#### [Required task]
Locate every line below that contains the word "title" and copy it.

Data items:
════════

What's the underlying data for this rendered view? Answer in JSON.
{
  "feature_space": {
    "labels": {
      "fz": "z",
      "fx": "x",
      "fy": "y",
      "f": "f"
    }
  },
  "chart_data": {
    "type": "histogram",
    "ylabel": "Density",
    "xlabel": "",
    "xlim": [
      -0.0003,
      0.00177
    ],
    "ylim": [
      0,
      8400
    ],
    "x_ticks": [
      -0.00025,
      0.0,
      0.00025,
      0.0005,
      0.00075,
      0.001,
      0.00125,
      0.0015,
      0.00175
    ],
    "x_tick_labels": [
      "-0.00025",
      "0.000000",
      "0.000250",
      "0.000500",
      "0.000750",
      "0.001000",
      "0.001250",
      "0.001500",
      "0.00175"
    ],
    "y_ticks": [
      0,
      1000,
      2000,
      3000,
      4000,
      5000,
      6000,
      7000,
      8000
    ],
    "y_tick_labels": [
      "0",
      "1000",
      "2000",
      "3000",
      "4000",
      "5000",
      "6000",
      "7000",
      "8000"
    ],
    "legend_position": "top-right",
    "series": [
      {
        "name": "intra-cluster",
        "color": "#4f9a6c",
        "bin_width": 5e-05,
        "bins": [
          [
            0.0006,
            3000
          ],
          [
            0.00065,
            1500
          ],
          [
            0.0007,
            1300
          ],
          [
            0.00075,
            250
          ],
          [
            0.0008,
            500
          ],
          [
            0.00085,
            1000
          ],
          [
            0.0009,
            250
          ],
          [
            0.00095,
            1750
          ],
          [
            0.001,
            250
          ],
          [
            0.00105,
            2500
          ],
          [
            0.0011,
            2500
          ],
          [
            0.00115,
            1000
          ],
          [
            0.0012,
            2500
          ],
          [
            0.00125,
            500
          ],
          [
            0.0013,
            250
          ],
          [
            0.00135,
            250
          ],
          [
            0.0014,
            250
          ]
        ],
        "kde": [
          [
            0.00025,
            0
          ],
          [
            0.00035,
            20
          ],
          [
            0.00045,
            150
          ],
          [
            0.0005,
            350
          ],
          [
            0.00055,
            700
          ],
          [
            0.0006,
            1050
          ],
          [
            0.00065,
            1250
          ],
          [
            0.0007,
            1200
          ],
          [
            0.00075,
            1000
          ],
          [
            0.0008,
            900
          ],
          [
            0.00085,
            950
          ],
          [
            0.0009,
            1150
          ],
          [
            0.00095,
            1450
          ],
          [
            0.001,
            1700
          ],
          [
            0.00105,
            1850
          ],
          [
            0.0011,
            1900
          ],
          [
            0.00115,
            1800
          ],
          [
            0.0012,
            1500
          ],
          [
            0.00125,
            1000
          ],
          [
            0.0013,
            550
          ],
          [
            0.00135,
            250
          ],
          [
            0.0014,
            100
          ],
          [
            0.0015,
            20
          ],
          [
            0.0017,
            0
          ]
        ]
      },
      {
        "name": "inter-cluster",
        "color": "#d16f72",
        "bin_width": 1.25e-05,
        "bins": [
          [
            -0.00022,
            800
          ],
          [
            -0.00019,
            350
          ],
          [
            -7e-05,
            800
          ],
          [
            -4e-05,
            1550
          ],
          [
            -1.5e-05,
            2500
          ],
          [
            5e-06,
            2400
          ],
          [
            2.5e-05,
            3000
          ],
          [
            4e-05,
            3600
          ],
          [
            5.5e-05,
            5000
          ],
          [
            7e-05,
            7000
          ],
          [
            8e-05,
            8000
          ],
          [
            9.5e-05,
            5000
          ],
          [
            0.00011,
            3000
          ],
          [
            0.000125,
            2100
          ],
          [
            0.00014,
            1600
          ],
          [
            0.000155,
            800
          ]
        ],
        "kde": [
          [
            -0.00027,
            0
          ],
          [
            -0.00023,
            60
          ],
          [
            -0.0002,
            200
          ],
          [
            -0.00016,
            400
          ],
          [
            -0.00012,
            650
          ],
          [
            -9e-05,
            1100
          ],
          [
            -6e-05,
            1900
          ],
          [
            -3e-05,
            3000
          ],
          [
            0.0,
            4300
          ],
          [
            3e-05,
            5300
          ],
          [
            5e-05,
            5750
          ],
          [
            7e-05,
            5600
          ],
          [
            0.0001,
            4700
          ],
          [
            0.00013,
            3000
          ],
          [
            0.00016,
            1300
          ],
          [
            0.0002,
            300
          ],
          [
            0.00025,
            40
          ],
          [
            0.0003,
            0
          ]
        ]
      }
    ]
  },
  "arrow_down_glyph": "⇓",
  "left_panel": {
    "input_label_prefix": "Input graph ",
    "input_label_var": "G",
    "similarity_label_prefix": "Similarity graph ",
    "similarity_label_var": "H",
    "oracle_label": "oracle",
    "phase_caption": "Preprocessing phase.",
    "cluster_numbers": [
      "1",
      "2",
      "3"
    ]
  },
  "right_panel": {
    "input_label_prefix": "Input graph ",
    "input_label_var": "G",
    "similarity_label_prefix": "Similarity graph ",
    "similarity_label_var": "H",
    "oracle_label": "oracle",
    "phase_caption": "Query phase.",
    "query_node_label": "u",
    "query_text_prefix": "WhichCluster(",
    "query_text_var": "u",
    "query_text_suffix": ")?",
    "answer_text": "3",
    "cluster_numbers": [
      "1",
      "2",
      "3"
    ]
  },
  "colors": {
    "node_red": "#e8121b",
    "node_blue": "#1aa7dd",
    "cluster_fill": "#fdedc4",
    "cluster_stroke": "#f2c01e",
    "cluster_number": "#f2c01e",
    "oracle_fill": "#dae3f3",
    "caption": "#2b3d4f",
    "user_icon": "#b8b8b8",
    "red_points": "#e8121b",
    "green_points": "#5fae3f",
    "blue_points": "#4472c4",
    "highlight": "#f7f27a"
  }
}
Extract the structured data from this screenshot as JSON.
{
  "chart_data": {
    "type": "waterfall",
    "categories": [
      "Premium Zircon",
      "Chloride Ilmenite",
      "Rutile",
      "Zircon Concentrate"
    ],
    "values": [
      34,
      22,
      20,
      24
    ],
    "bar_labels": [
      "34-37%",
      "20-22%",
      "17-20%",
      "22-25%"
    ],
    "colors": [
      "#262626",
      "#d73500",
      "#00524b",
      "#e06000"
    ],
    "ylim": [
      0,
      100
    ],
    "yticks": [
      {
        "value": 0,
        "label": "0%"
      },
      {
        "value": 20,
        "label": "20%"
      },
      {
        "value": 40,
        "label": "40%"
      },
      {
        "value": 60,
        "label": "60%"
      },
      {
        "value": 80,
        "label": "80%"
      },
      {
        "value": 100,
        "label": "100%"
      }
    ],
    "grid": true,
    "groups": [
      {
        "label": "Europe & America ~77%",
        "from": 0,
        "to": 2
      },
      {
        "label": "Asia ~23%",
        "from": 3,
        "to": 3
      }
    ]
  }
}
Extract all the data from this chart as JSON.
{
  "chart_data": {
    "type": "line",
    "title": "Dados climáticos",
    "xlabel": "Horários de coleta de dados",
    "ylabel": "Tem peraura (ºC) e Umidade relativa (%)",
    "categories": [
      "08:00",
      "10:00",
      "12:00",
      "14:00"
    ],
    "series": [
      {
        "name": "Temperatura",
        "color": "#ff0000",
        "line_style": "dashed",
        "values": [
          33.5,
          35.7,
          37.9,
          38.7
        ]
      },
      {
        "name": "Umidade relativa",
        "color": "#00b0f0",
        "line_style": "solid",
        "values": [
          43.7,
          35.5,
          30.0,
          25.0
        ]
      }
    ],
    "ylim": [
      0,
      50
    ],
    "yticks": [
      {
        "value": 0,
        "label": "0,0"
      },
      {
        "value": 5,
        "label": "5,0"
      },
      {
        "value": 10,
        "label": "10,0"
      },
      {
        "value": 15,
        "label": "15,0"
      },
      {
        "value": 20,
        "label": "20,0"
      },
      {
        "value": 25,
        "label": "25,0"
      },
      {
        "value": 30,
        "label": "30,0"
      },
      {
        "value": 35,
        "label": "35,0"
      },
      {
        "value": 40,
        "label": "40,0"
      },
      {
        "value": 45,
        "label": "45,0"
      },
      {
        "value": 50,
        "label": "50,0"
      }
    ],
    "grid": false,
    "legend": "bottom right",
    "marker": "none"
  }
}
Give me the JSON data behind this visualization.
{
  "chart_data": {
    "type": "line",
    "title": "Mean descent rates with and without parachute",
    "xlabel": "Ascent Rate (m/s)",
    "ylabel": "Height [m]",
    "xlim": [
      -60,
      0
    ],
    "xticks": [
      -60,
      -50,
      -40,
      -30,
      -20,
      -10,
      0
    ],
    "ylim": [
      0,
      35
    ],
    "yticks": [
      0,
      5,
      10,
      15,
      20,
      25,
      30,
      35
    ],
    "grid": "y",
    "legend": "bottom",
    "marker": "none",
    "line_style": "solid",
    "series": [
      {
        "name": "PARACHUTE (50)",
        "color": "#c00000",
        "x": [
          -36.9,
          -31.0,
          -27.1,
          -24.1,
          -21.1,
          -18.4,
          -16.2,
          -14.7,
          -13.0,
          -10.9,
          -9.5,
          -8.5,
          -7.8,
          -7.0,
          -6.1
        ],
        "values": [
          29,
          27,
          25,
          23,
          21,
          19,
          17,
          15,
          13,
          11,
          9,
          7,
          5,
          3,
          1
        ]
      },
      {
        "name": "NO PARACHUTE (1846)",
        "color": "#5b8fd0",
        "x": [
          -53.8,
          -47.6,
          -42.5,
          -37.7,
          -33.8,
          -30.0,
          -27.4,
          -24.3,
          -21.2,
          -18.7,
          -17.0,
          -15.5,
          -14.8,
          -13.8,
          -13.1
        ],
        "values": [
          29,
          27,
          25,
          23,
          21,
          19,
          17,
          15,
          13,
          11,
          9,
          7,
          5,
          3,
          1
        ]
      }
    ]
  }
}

════════

#### [Complete answer]
    "title": "Dados climáticos",
    "title": "Mean descent rates with and without parachute",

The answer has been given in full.